Rows from a figure dataset:
────────
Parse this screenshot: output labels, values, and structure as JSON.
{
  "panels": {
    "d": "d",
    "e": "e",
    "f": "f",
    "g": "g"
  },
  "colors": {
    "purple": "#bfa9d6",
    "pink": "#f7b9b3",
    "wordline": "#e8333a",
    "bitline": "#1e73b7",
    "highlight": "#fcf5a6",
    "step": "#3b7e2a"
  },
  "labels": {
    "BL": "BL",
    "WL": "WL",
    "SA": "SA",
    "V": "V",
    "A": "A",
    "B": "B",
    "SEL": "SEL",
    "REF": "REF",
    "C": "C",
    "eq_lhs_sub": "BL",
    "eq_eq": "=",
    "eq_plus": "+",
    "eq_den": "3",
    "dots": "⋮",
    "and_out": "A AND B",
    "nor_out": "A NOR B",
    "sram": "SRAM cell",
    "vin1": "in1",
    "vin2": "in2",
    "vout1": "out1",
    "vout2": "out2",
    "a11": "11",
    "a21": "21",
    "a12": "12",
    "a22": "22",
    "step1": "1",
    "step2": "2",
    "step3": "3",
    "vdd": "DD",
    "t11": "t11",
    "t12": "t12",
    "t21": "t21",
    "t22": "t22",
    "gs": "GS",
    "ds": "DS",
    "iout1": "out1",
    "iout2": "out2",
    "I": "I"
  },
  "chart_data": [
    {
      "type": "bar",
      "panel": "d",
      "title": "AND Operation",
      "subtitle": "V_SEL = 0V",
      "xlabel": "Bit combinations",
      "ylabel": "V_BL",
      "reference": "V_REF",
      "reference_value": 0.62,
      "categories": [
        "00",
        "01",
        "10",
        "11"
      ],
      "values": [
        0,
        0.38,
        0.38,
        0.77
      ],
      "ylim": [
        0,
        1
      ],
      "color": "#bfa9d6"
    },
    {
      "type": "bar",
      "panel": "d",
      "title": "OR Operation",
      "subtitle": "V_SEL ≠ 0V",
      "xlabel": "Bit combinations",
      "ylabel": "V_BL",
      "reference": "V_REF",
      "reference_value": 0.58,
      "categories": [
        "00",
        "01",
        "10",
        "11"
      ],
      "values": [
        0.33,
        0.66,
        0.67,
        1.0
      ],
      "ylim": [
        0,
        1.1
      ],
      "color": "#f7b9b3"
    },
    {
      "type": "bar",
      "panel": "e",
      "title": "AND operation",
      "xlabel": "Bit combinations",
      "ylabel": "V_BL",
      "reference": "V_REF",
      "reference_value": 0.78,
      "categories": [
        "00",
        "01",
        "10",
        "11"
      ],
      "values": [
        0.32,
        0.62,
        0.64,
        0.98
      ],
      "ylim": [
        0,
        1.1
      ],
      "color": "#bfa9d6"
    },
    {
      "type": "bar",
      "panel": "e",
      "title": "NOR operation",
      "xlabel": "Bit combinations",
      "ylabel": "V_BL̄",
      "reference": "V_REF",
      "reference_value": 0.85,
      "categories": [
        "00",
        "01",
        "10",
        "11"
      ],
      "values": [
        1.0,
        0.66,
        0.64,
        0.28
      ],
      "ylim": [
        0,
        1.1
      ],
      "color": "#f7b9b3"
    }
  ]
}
────────
- What you have to do: Across the records, how many lines contain "labels"? Only the number should be given.

- Task result: 2